> [Exercise] Write out all of the data without omission, exactly as shown.

(Figure data in JSON)
--*--
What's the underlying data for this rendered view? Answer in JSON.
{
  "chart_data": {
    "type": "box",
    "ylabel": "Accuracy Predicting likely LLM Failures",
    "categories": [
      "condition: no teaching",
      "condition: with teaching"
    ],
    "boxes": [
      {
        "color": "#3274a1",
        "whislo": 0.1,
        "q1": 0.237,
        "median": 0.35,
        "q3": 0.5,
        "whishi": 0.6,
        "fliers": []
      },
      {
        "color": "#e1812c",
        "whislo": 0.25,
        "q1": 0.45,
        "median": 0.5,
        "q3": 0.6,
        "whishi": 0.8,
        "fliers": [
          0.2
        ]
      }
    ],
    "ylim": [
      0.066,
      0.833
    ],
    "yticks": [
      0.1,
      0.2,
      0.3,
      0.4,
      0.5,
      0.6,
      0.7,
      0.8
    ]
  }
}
--*--
> [In response]
What's the underlying data for this rendered view? Answer in JSON.
{
  "chart_data": {
    "type": "box",
    "ylabel": "Accuracy Predicting likely LLM Failures",
    "categories": [
      "condition: no teaching",
      "condition: with teaching"
    ],
    "boxes": [
      {
        "color": "#3274a1",
        "whislo": 0.1,
        "q1": 0.237,
        "median": 0.35,
        "q3": 0.5,
        "whishi": 0.6,
        "fliers": []
      },
      {
        "color": "#e1812c",
        "whislo": 0.25,
        "q1": 0.45,
        "median": 0.5,
        "q3": 0.6,
        "whishi": 0.8,
        "fliers": [
          0.2
        ]
      }
    ],
    "ylim": [
      0.066,
      0.833
    ],
    "yticks": [
      0.1,
      0.2,
      0.3,
      0.4,
      0.5,
      0.6,
      0.7,
      0.8
    ]
  }
}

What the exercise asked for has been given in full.